Identify each line below that contains the word "background", and copy it out.

———

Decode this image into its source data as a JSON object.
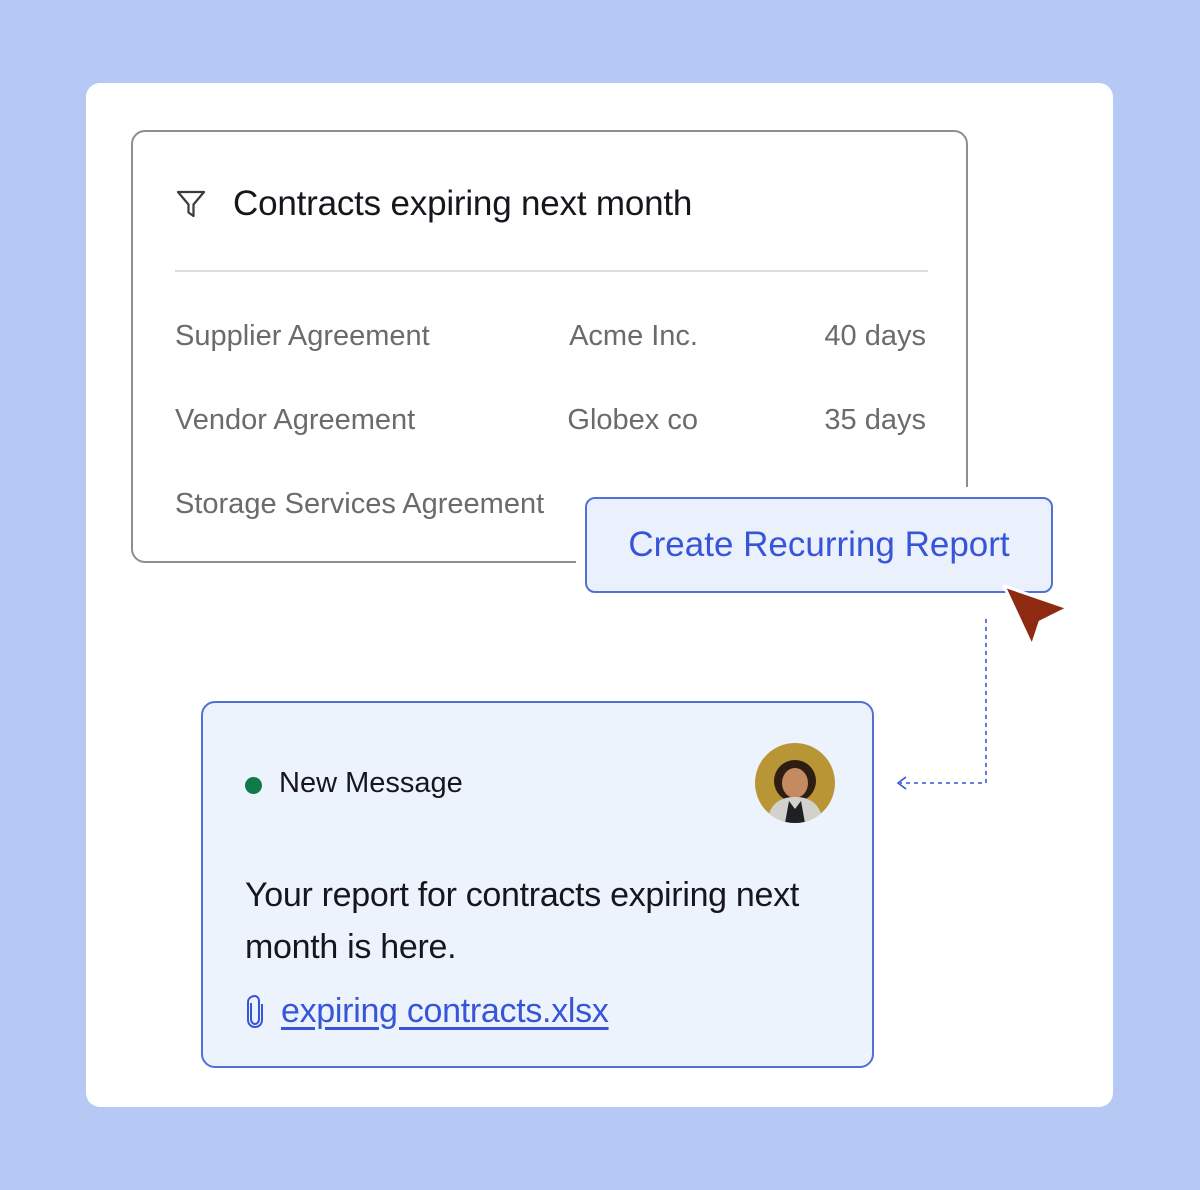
{
  "contracts_panel": {
    "filter_icon": "filter-funnel-icon",
    "title": "Contracts expiring next month",
    "rows": [
      {
        "name": "Supplier Agreement",
        "party": "Acme Inc.",
        "days": "40 days"
      },
      {
        "name": "Vendor Agreement",
        "party": "Globex co",
        "days": "35 days"
      },
      {
        "name": "Storage Services Agreement"
      }
    ]
  },
  "action": {
    "button_label": "Create Recurring Report",
    "cursor_icon": "mouse-pointer-icon"
  },
  "message": {
    "status": "New Message",
    "status_color": "#0f7a46",
    "avatar_icon": "user-avatar",
    "body": "Your report for contracts expiring next month is here.",
    "attachment_icon": "paperclip-icon",
    "attachment_name": "expiring contracts.xlsx"
  },
  "colors": {
    "background": "#b6c8f4",
    "accent": "#3755d8",
    "cursor": "#8e2a12"
  }
}
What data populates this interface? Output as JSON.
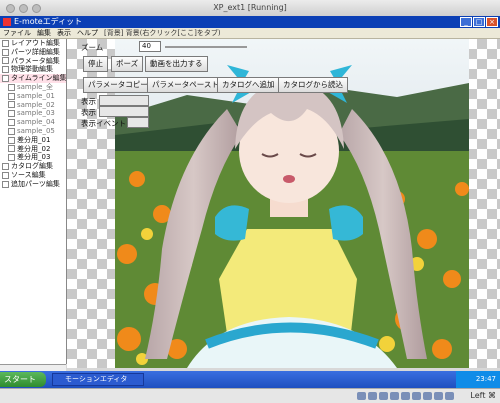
{
  "host": {
    "title": "XP_ext1 [Running]",
    "host_key": "Left ⌘"
  },
  "app": {
    "title": "E-moteエディット",
    "menu": [
      "ファイル",
      "編集",
      "表示",
      "ヘルプ"
    ],
    "menu_hint": "[背景] 背景(右クリック[ここ]をタブ)"
  },
  "tree": {
    "items": [
      {
        "label": "レイアウト編集",
        "dim": false
      },
      {
        "label": "パーツ詳細編集",
        "dim": false
      },
      {
        "label": "パラメータ編集",
        "dim": false
      },
      {
        "label": "物理挙動編集",
        "dim": false
      },
      {
        "label": "タイムライン編集",
        "dim": false
      },
      {
        "label": "sample_全",
        "dim": true
      },
      {
        "label": "sample_01",
        "dim": true
      },
      {
        "label": "sample_02",
        "dim": true
      },
      {
        "label": "sample_03",
        "dim": true
      },
      {
        "label": "sample_04",
        "dim": true
      },
      {
        "label": "sample_05",
        "dim": true
      },
      {
        "label": "差分用_01",
        "dim": false
      },
      {
        "label": "差分用_02",
        "dim": false
      },
      {
        "label": "差分用_03",
        "dim": false
      },
      {
        "label": "カタログ編集",
        "dim": false
      },
      {
        "label": "ソース編集",
        "dim": false
      },
      {
        "label": "追加パーツ編集",
        "dim": false
      }
    ]
  },
  "toolbar": {
    "zoom_label": "ズーム",
    "zoom_value": "40",
    "stop": "停止",
    "pause": "ポーズ",
    "export_movie": "動画を出力する",
    "param_copy": "パラメータコピー",
    "param_paste": "パラメータペースト",
    "catalog_add": "カタログへ追加",
    "catalog_load": "カタログから読込",
    "field1_label": "表示",
    "field2_label": "表示",
    "field3_label": "表示イベント"
  },
  "taskbar": {
    "start": "スタート",
    "task_item": "モーションエディタ",
    "clock": "23:47"
  },
  "colors": {
    "title_bar": "#0b3fb5",
    "taskbar": "#1e4fc0",
    "start": "#2e8b2e"
  }
}
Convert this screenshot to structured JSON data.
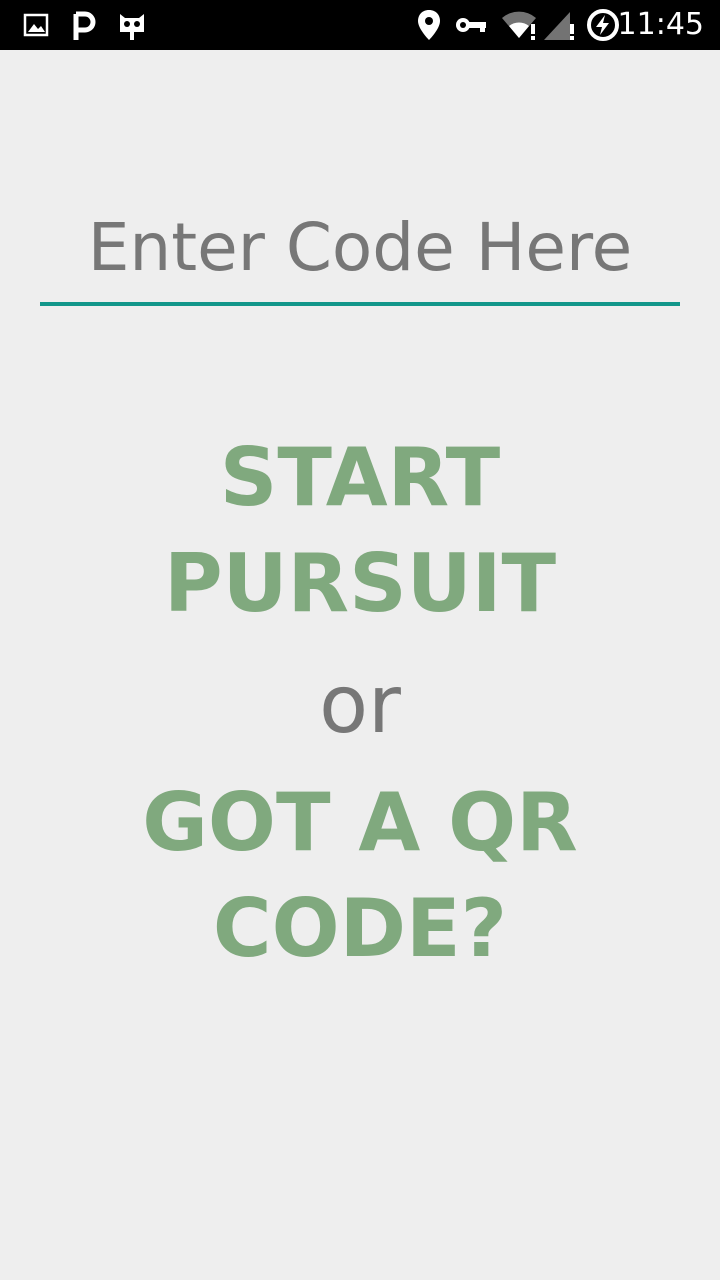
{
  "status_bar": {
    "time": "11:45",
    "icons": [
      "image-icon",
      "parking-icon",
      "cyanogen-bot-icon",
      "location-icon",
      "vpn-key-icon",
      "wifi-alert-icon",
      "cell-signal-alert-icon",
      "battery-charging-icon"
    ]
  },
  "main": {
    "code_input": {
      "placeholder": "Enter Code Here",
      "value": ""
    },
    "start_label_line1": "START",
    "start_label_line2": "PURSUIT",
    "or_text": "or",
    "qr_label_line1": "GOT A QR",
    "qr_label_line2": "CODE?"
  },
  "colors": {
    "accent_underline": "#12968a",
    "action_green": "#80a97e",
    "gray_text": "#777777",
    "background": "#eeeeee"
  }
}
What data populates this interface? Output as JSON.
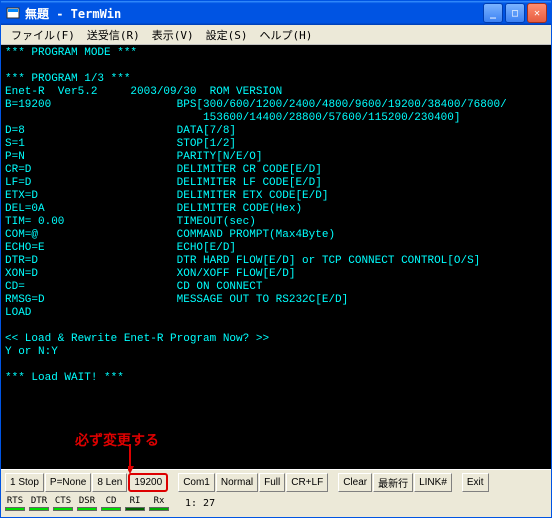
{
  "titlebar": {
    "title": "無題 - TermWin"
  },
  "menubar": {
    "file": "ファイル(F)",
    "sendrecv": "送受信(R)",
    "display": "表示(V)",
    "settings": "設定(S)",
    "help": "ヘルプ(H)"
  },
  "terminal_lines": [
    "*** PROGRAM MODE ***",
    "",
    "*** PROGRAM 1/3 ***",
    "Enet-R  Ver5.2     2003/09/30  ROM VERSION",
    "B=19200                   BPS[300/600/1200/2400/4800/9600/19200/38400/76800/",
    "                              153600/14400/28800/57600/115200/230400]",
    "D=8                       DATA[7/8]",
    "S=1                       STOP[1/2]",
    "P=N                       PARITY[N/E/O]",
    "CR=D                      DELIMITER CR CODE[E/D]",
    "LF=D                      DELIMITER LF CODE[E/D]",
    "ETX=D                     DELIMITER ETX CODE[E/D]",
    "DEL=0A                    DELIMITER CODE(Hex)",
    "TIM= 0.00                 TIMEOUT(sec)",
    "COM=@                     COMMAND PROMPT(Max4Byte)",
    "ECHO=E                    ECHO[E/D]",
    "DTR=D                     DTR HARD FLOW[E/D] or TCP CONNECT CONTROL[O/S]",
    "XON=D                     XON/XOFF FLOW[E/D]",
    "CD=                       CD ON CONNECT",
    "RMSG=D                    MESSAGE OUT TO RS232C[E/D]",
    "LOAD",
    "",
    "<< Load & Rewrite Enet-R Program Now? >>",
    "Y or N:Y",
    "",
    "*** Load WAIT! ***"
  ],
  "annotation": {
    "text": "必ず変更する"
  },
  "statusbar": {
    "stop": "1 Stop",
    "parity": "P=None",
    "len": "8 Len",
    "baud": "19200",
    "com": "Com1",
    "mode": "Normal",
    "full": "Full",
    "crlf": "CR+LF",
    "clear": "Clear",
    "latest": "最新行",
    "link": "LINK#",
    "exit": "Exit"
  },
  "indicators": {
    "rts": "RTS",
    "dtr": "DTR",
    "cts": "CTS",
    "dsr": "DSR",
    "cd": "CD",
    "ri": "RI",
    "rx": "Rx"
  },
  "position": "1: 27"
}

———

→ Exercise response
    "background": "#b6c8f4",
    "background": "#eeeeee"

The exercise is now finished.